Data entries
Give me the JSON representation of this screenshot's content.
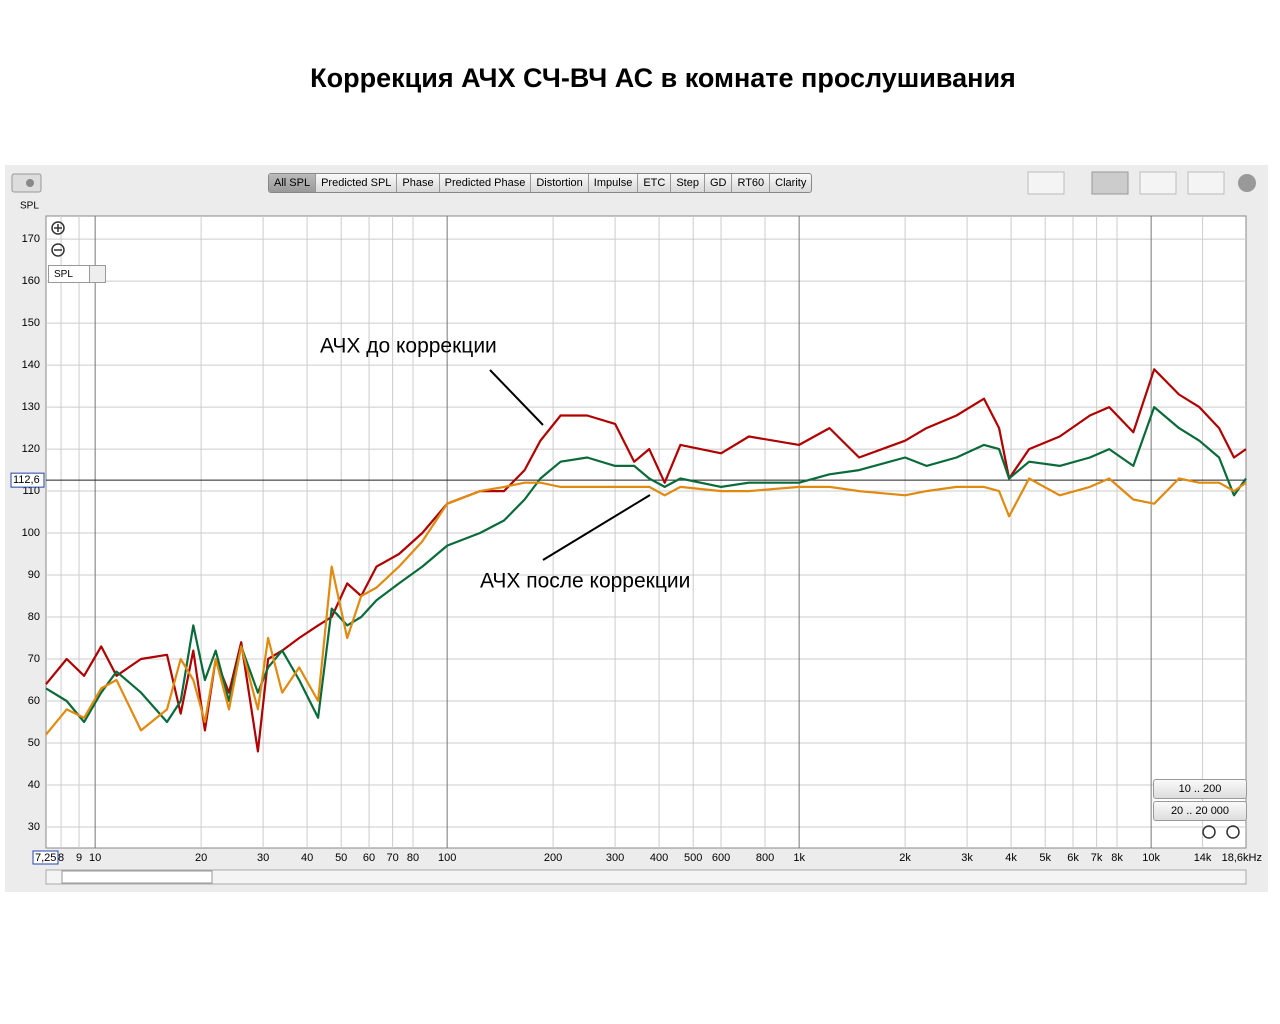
{
  "chart_data": {
    "type": "line",
    "title": "Коррекция АЧХ  СЧ-ВЧ АС в комнате прослушивания",
    "y_label": "SPL",
    "x_log": true,
    "grid": true,
    "xlim": [
      7.25,
      18600
    ],
    "ylim": [
      25,
      175.5
    ],
    "yticks": [
      30,
      40,
      50,
      60,
      70,
      80,
      90,
      100,
      110,
      120,
      130,
      140,
      150,
      160,
      170
    ],
    "xticks": [
      {
        "value": 7.25,
        "label": "7,25"
      },
      8,
      9,
      10,
      20,
      30,
      40,
      50,
      60,
      70,
      80,
      100,
      200,
      300,
      400,
      500,
      600,
      800,
      {
        "value": 1000,
        "label": "1k"
      },
      {
        "value": 2000,
        "label": "2k"
      },
      {
        "value": 3000,
        "label": "3k"
      },
      {
        "value": 4000,
        "label": "4k"
      },
      {
        "value": 5000,
        "label": "5k"
      },
      {
        "value": 6000,
        "label": "6k"
      },
      {
        "value": 7000,
        "label": "7k"
      },
      {
        "value": 8000,
        "label": "8k"
      },
      {
        "value": 10000,
        "label": "10k"
      },
      {
        "value": 14000,
        "label": "14k"
      },
      {
        "value": 18600,
        "label": "18,6kHz"
      }
    ],
    "cursor": {
      "value": 112.6,
      "label": "112,6"
    },
    "x": [
      7.25,
      8.3,
      9.3,
      10.4,
      11.5,
      13.5,
      16,
      17.5,
      19,
      20.5,
      22,
      24,
      26,
      29,
      31,
      34,
      38,
      43,
      47,
      52,
      57,
      63,
      73,
      85,
      100,
      124,
      145,
      166,
      184,
      210,
      250,
      300,
      340,
      375,
      415,
      460,
      600,
      720,
      1000,
      1220,
      1480,
      2000,
      2300,
      2800,
      3350,
      3700,
      3950,
      4500,
      5500,
      6700,
      7600,
      8900,
      10200,
      12000,
      13700,
      15600,
      17200,
      18600
    ],
    "series": [
      {
        "color": "#b00000",
        "values": [
          64,
          70,
          66,
          73,
          66,
          70,
          71,
          57,
          72,
          53,
          70,
          62,
          74,
          48,
          70,
          72,
          75,
          78,
          80,
          88,
          85,
          92,
          95,
          100,
          107,
          110,
          110,
          115,
          122,
          128,
          128,
          126,
          117,
          120,
          112,
          121,
          119,
          123,
          121,
          125,
          118,
          122,
          125,
          128,
          132,
          125,
          113,
          120,
          123,
          128,
          130,
          124,
          139,
          133,
          130,
          125,
          118,
          120
        ]
      },
      {
        "color": "#0a6b3a",
        "values": [
          63,
          60,
          55,
          62,
          67,
          62,
          55,
          60,
          78,
          65,
          72,
          60,
          73,
          62,
          68,
          72,
          65,
          56,
          82,
          78,
          80,
          84,
          88,
          92,
          97,
          100,
          103,
          108,
          113,
          117,
          118,
          116,
          116,
          113,
          111,
          113,
          111,
          112,
          112,
          114,
          115,
          118,
          116,
          118,
          121,
          120,
          113,
          117,
          116,
          118,
          120,
          116,
          130,
          125,
          122,
          118,
          109,
          113
        ]
      },
      {
        "color": "#e08a10",
        "values": [
          52,
          58,
          56,
          63,
          65,
          53,
          58,
          70,
          65,
          55,
          70,
          58,
          73,
          58,
          75,
          62,
          68,
          60,
          92,
          75,
          85,
          87,
          92,
          98,
          107,
          110,
          111,
          112,
          112,
          111,
          111,
          111,
          111,
          111,
          109,
          111,
          110,
          110,
          111,
          111,
          110,
          109,
          110,
          111,
          111,
          110,
          104,
          113,
          109,
          111,
          113,
          108,
          107,
          113,
          112,
          112,
          110,
          112
        ]
      }
    ],
    "annotations": [
      "АЧХ до коррекции",
      "АЧХ после коррекции"
    ]
  },
  "toolbar": {
    "tabs": [
      "All SPL",
      "Predicted SPL",
      "Phase",
      "Predicted Phase",
      "Distortion",
      "Impulse",
      "ETC",
      "Step",
      "GD",
      "RT60",
      "Clarity"
    ],
    "active": 0
  },
  "dropdown": "SPL",
  "range_buttons": [
    "10 .. 200",
    "20 .. 20 000"
  ]
}
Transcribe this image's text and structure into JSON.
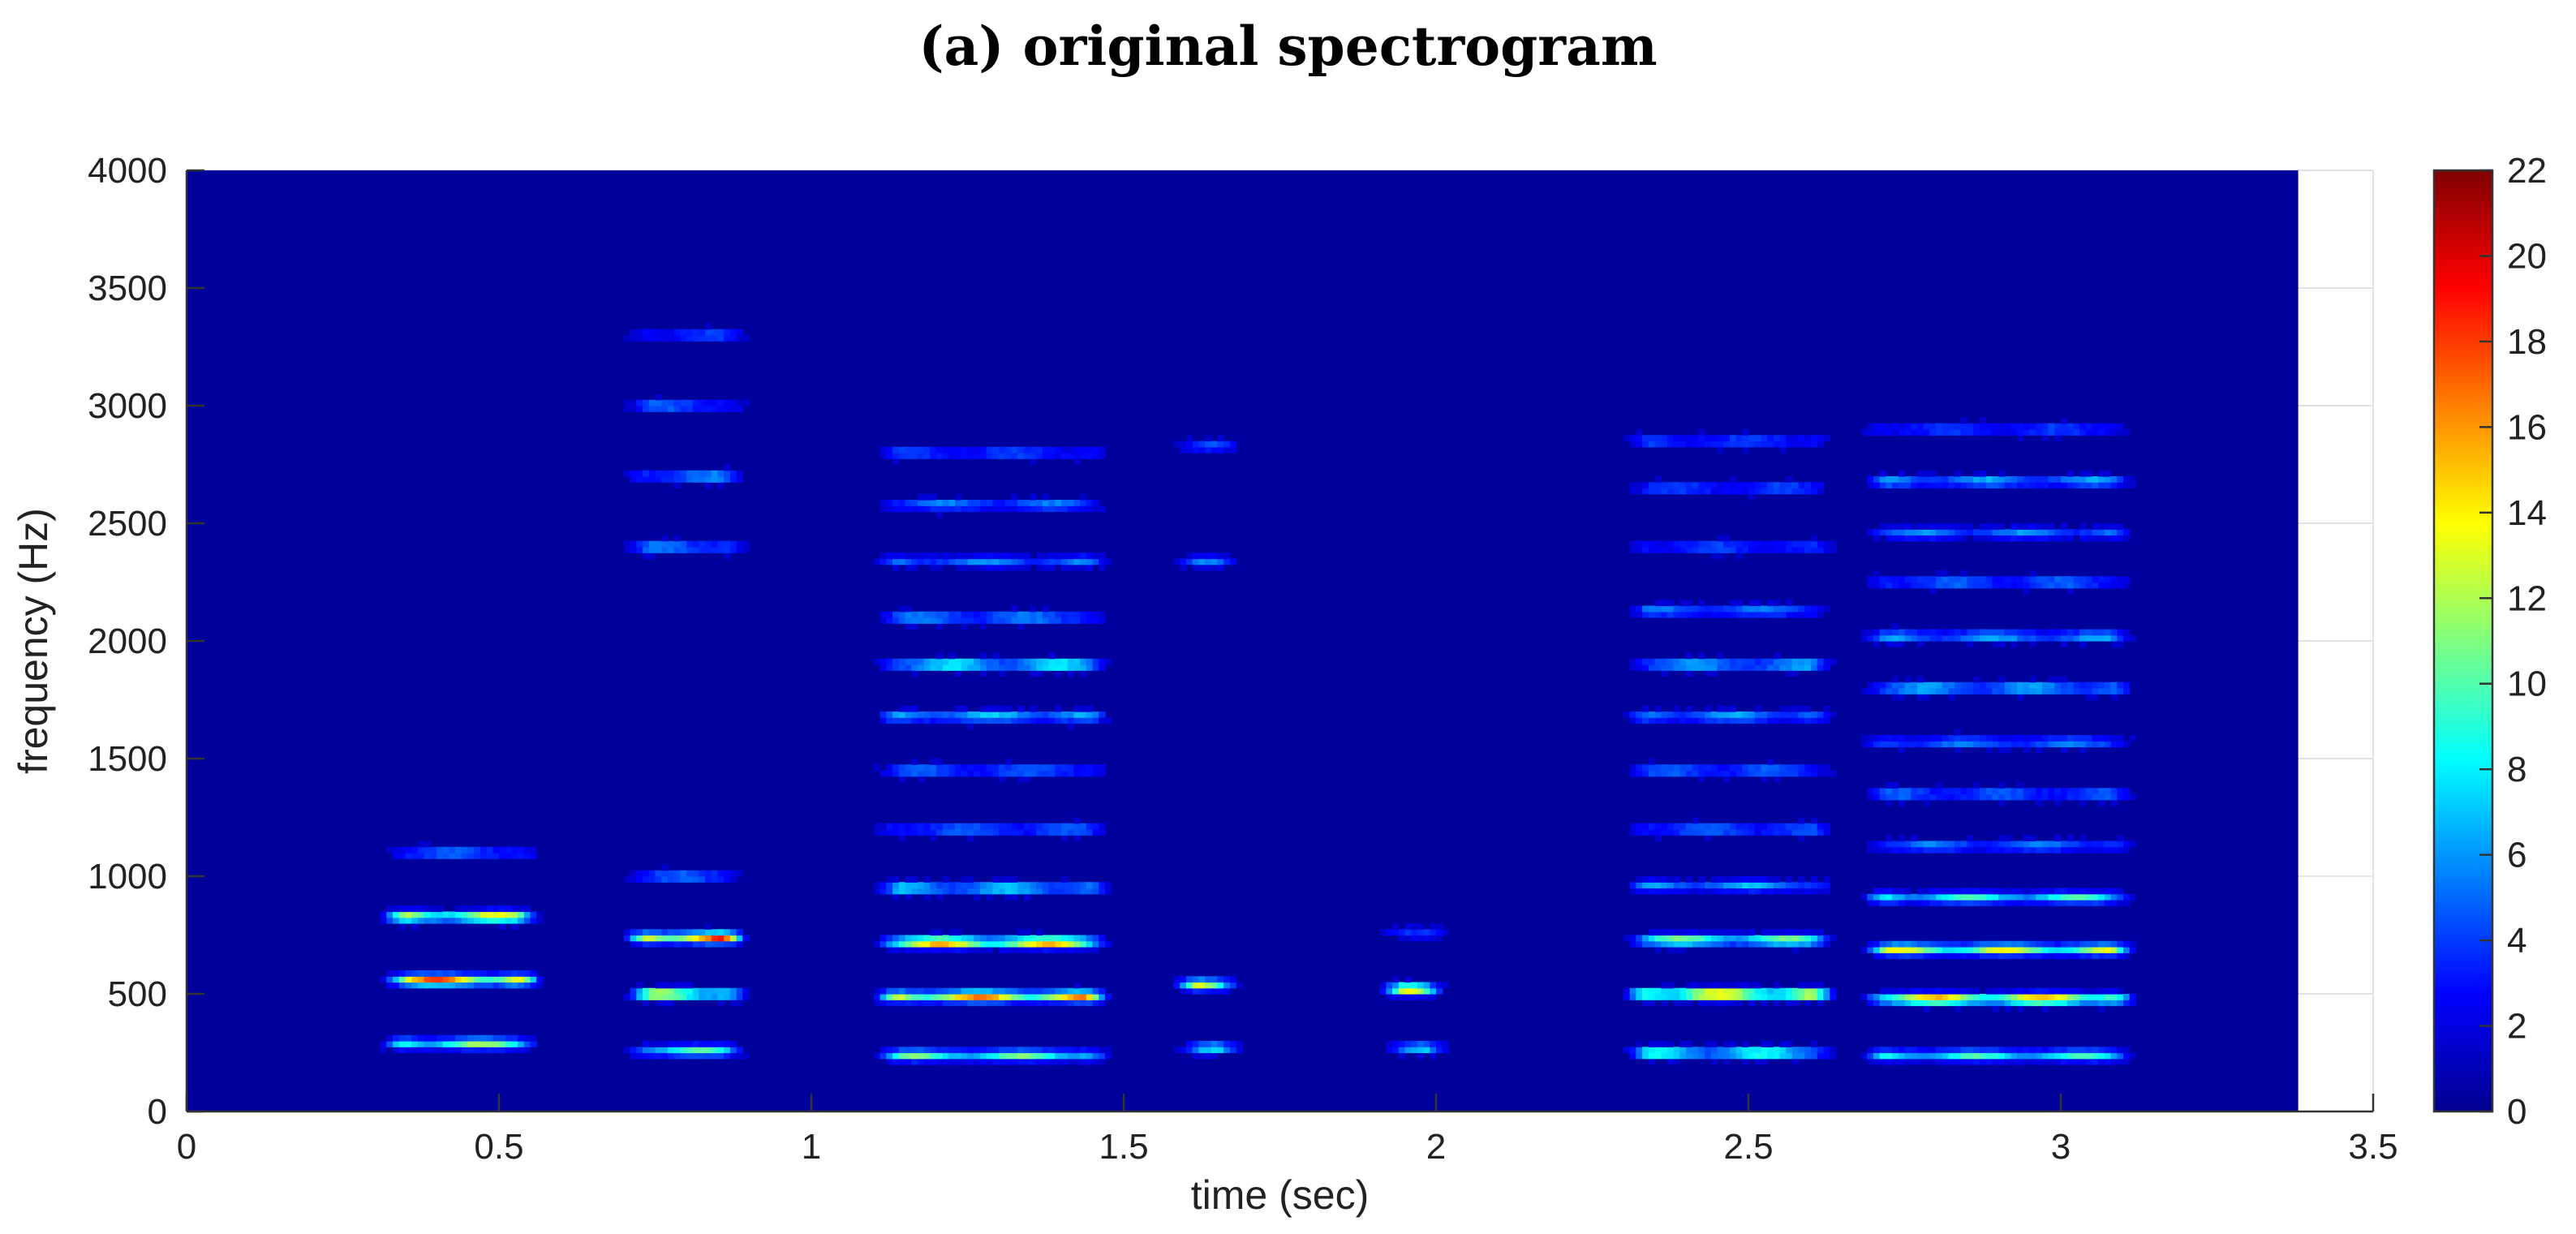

§ **THE PROBLEM**: Each entry above should be reproduced exactly, with the pictures removed.

§ **TASK OUTPUT**:
Give me the JSON representation of this screenshot's content.
{
  "chart_data": {
    "type": "line",
    "title": "Коррекция АЧХ  СЧ-ВЧ АС в комнате прослушивания",
    "y_label": "SPL",
    "x_log": true,
    "grid": true,
    "xlim": [
      7.25,
      18600
    ],
    "ylim": [
      25,
      175.5
    ],
    "yticks": [
      30,
      40,
      50,
      60,
      70,
      80,
      90,
      100,
      110,
      120,
      130,
      140,
      150,
      160,
      170
    ],
    "xticks": [
      {
        "value": 7.25,
        "label": "7,25"
      },
      8,
      9,
      10,
      20,
      30,
      40,
      50,
      60,
      70,
      80,
      100,
      200,
      300,
      400,
      500,
      600,
      800,
      {
        "value": 1000,
        "label": "1k"
      },
      {
        "value": 2000,
        "label": "2k"
      },
      {
        "value": 3000,
        "label": "3k"
      },
      {
        "value": 4000,
        "label": "4k"
      },
      {
        "value": 5000,
        "label": "5k"
      },
      {
        "value": 6000,
        "label": "6k"
      },
      {
        "value": 7000,
        "label": "7k"
      },
      {
        "value": 8000,
        "label": "8k"
      },
      {
        "value": 10000,
        "label": "10k"
      },
      {
        "value": 14000,
        "label": "14k"
      },
      {
        "value": 18600,
        "label": "18,6kHz"
      }
    ],
    "cursor": {
      "value": 112.6,
      "label": "112,6"
    },
    "x": [
      7.25,
      8.3,
      9.3,
      10.4,
      11.5,
      13.5,
      16,
      17.5,
      19,
      20.5,
      22,
      24,
      26,
      29,
      31,
      34,
      38,
      43,
      47,
      52,
      57,
      63,
      73,
      85,
      100,
      124,
      145,
      166,
      184,
      210,
      250,
      300,
      340,
      375,
      415,
      460,
      600,
      720,
      1000,
      1220,
      1480,
      2000,
      2300,
      2800,
      3350,
      3700,
      3950,
      4500,
      5500,
      6700,
      7600,
      8900,
      10200,
      12000,
      13700,
      15600,
      17200,
      18600
    ],
    "series": [
      {
        "color": "#b00000",
        "values": [
          64,
          70,
          66,
          73,
          66,
          70,
          71,
          57,
          72,
          53,
          70,
          62,
          74,
          48,
          70,
          72,
          75,
          78,
          80,
          88,
          85,
          92,
          95,
          100,
          107,
          110,
          110,
          115,
          122,
          128,
          128,
          126,
          117,
          120,
          112,
          121,
          119,
          123,
          121,
          125,
          118,
          122,
          125,
          128,
          132,
          125,
          113,
          120,
          123,
          128,
          130,
          124,
          139,
          133,
          130,
          125,
          118,
          120
        ]
      },
      {
        "color": "#0a6b3a",
        "values": [
          63,
          60,
          55,
          62,
          67,
          62,
          55,
          60,
          78,
          65,
          72,
          60,
          73,
          62,
          68,
          72,
          65,
          56,
          82,
          78,
          80,
          84,
          88,
          92,
          97,
          100,
          103,
          108,
          113,
          117,
          118,
          116,
          116,
          113,
          111,
          113,
          111,
          112,
          112,
          114,
          115,
          118,
          116,
          118,
          121,
          120,
          113,
          117,
          116,
          118,
          120,
          116,
          130,
          125,
          122,
          118,
          109,
          113
        ]
      },
      {
        "color": "#e08a10",
        "values": [
          52,
          58,
          56,
          63,
          65,
          53,
          58,
          70,
          65,
          55,
          70,
          58,
          73,
          58,
          75,
          62,
          68,
          60,
          92,
          75,
          85,
          87,
          92,
          98,
          107,
          110,
          111,
          112,
          112,
          111,
          111,
          111,
          111,
          111,
          109,
          111,
          110,
          110,
          111,
          111,
          110,
          109,
          110,
          111,
          111,
          110,
          104,
          113,
          109,
          111,
          113,
          108,
          107,
          113,
          112,
          112,
          110,
          112
        ]
      }
    ],
    "annotations": [
      "АЧХ до коррекции",
      "АЧХ после коррекции"
    ]
  },
  "toolbar": {
    "tabs": [
      "All SPL",
      "Predicted SPL",
      "Phase",
      "Predicted Phase",
      "Distortion",
      "Impulse",
      "ETC",
      "Step",
      "GD",
      "RT60",
      "Clarity"
    ],
    "active": 0
  },
  "dropdown": "SPL",
  "range_buttons": [
    "10 .. 200",
    "20 .. 20 000"
  ]
}
Transcribe this image's text and structure into JSON.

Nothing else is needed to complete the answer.